[Entries with figure data]
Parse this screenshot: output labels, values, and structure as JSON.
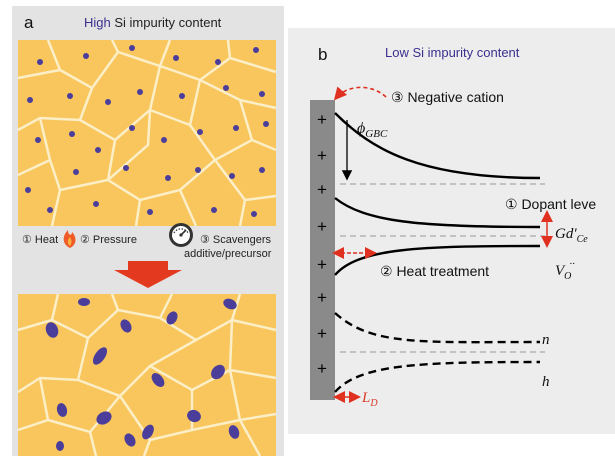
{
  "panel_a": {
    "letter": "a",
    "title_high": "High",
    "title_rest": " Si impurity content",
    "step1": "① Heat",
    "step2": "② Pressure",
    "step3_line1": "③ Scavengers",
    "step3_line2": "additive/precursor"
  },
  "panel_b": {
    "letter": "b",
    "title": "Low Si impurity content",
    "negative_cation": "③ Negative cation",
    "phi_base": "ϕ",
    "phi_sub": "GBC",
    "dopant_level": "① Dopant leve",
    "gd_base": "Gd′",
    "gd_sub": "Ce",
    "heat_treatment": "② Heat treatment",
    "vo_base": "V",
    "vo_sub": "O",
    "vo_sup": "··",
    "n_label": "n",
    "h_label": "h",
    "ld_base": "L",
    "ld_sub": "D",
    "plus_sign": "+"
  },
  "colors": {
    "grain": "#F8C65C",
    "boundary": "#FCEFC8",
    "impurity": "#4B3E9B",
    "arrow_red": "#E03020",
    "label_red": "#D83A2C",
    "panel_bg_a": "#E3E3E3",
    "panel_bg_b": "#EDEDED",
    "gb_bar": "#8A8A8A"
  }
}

--

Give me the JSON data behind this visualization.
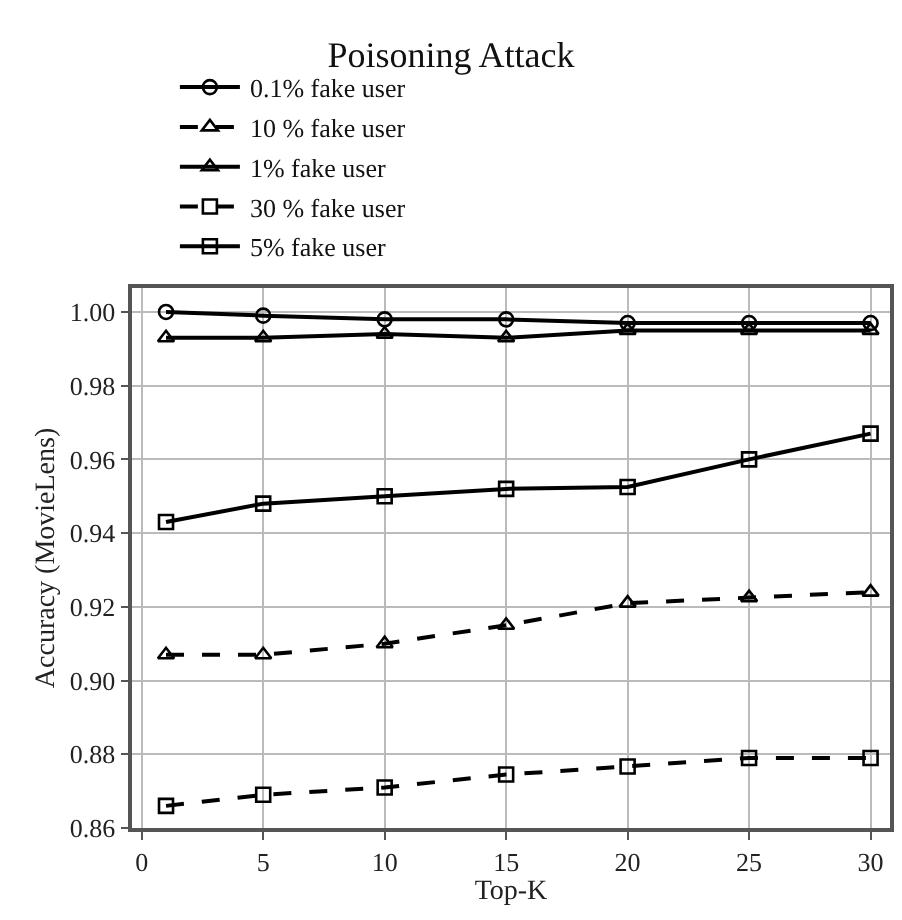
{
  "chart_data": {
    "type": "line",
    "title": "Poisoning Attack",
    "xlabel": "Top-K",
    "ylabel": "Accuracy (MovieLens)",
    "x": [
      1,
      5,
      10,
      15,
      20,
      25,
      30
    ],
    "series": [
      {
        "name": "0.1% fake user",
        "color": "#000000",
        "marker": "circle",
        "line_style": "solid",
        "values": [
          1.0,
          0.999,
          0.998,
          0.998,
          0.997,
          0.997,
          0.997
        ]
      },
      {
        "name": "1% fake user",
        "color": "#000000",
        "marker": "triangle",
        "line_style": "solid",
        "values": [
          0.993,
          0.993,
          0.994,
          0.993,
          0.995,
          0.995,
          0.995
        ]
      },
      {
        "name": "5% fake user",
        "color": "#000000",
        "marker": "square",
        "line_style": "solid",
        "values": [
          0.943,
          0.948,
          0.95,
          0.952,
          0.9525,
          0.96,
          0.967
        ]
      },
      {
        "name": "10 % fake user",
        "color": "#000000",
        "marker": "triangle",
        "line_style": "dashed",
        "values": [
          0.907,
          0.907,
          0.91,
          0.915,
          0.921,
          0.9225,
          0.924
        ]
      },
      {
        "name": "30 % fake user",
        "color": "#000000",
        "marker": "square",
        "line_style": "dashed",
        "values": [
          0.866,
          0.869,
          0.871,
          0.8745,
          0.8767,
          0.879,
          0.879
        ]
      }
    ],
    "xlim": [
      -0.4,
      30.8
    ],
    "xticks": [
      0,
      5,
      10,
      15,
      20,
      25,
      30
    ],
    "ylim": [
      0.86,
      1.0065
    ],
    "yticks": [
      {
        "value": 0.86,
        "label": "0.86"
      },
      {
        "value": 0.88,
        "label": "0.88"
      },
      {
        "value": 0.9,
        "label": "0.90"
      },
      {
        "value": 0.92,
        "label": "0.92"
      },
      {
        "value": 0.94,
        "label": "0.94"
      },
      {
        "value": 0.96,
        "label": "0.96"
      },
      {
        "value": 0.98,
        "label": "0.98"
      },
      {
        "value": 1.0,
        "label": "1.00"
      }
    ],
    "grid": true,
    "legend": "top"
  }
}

* * *

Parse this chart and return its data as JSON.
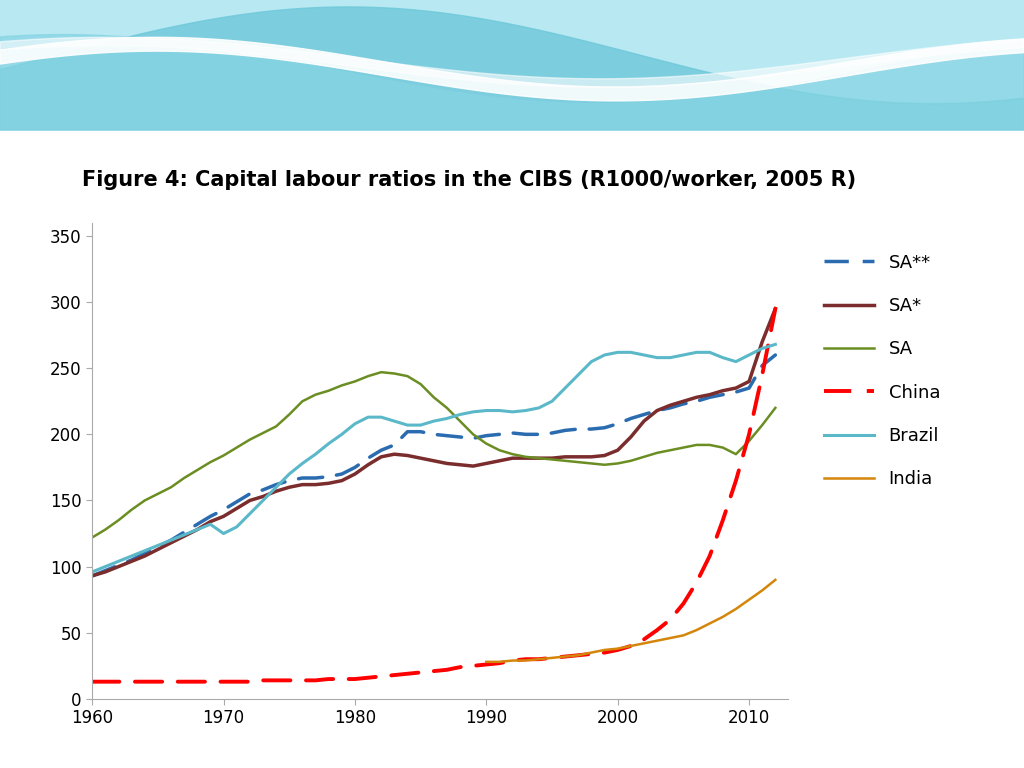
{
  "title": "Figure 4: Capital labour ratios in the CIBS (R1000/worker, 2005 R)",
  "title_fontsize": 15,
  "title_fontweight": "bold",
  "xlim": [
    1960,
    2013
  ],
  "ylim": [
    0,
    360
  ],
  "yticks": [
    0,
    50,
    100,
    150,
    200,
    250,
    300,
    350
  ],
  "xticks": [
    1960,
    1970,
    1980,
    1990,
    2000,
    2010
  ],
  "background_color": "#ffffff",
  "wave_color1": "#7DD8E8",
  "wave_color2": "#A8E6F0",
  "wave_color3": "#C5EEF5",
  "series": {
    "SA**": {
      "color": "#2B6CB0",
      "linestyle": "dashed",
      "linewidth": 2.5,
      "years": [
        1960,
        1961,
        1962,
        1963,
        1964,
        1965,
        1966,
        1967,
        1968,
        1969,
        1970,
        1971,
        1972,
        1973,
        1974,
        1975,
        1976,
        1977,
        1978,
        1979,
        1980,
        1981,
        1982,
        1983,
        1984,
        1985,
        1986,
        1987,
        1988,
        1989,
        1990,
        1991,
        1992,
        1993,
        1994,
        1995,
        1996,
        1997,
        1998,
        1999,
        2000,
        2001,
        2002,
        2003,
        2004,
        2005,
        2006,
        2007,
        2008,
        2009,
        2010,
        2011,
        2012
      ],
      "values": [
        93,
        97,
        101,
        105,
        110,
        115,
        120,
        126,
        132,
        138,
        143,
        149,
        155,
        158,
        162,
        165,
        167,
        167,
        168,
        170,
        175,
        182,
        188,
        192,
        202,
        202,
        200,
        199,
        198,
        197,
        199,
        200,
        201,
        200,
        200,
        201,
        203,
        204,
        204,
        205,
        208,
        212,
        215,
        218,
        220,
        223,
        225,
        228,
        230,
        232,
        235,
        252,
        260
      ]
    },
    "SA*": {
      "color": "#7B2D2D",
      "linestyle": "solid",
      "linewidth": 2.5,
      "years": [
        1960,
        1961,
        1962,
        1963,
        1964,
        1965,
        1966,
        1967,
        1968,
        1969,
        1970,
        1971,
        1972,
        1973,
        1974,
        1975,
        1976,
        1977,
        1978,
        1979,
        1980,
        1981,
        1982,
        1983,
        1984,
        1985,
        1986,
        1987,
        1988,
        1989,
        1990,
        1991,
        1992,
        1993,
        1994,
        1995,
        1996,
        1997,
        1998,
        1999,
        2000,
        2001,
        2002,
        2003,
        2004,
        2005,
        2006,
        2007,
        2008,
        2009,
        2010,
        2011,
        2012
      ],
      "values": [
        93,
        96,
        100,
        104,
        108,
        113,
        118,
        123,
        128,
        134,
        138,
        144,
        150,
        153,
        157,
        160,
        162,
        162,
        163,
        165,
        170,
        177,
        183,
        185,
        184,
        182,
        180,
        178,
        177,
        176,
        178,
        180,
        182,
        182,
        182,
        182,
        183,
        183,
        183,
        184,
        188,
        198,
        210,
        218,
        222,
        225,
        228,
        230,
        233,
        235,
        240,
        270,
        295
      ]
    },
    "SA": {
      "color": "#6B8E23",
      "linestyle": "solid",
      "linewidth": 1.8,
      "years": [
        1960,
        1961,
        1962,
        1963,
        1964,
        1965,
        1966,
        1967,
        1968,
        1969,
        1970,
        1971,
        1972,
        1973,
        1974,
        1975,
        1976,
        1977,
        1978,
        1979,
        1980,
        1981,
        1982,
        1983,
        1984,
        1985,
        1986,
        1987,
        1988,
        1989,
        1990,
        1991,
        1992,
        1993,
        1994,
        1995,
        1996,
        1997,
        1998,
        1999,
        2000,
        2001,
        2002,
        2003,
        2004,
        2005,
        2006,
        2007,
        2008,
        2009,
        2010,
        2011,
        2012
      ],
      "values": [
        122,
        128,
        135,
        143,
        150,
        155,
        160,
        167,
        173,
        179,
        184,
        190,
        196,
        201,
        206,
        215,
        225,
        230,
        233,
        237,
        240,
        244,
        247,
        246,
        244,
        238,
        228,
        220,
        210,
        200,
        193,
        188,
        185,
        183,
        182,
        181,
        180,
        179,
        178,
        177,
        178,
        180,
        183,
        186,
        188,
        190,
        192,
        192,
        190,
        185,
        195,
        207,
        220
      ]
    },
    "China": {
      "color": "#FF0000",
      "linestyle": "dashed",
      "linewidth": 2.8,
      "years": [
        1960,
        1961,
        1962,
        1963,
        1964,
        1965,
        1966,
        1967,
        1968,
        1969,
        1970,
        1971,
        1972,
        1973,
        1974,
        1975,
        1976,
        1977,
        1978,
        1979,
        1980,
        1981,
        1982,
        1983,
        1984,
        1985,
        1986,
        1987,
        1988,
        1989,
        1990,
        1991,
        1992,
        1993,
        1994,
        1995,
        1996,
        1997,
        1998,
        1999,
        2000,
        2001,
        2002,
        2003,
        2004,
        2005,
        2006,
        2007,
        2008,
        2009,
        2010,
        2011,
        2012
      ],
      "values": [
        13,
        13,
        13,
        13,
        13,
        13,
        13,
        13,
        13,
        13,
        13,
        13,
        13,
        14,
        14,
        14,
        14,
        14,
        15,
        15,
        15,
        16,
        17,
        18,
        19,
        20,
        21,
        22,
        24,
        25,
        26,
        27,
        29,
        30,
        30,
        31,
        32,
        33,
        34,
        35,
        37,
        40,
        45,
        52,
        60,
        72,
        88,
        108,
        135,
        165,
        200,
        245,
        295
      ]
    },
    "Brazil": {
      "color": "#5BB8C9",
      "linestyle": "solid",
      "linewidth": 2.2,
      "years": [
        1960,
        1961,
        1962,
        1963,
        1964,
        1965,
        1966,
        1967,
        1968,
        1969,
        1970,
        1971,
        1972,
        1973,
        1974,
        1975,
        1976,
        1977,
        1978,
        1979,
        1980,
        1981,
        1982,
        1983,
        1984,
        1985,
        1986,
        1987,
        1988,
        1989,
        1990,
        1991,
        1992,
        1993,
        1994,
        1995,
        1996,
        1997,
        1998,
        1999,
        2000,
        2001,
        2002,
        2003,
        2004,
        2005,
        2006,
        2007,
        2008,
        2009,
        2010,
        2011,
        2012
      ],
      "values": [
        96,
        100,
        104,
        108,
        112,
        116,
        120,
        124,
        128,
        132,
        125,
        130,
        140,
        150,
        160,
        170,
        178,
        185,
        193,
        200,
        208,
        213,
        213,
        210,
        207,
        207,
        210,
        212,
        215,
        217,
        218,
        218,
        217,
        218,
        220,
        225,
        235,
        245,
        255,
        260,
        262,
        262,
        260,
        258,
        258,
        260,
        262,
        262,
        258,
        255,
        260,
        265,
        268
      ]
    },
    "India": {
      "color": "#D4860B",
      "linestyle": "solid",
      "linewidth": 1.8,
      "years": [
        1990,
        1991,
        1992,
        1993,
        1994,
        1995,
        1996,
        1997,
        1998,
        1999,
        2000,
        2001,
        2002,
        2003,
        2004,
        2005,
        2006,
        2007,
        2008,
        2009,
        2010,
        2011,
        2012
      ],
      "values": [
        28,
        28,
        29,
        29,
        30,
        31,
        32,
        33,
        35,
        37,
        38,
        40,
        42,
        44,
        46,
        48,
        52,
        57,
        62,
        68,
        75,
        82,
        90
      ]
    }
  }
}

Task goal: From the data above, gather every line that includes the word "fake".

Written response:
        "name": "0.1% fake user",
        "name": "1% fake user",
        "name": "5% fake user",
        "name": "10 % fake user",
        "name": "30 % fake user",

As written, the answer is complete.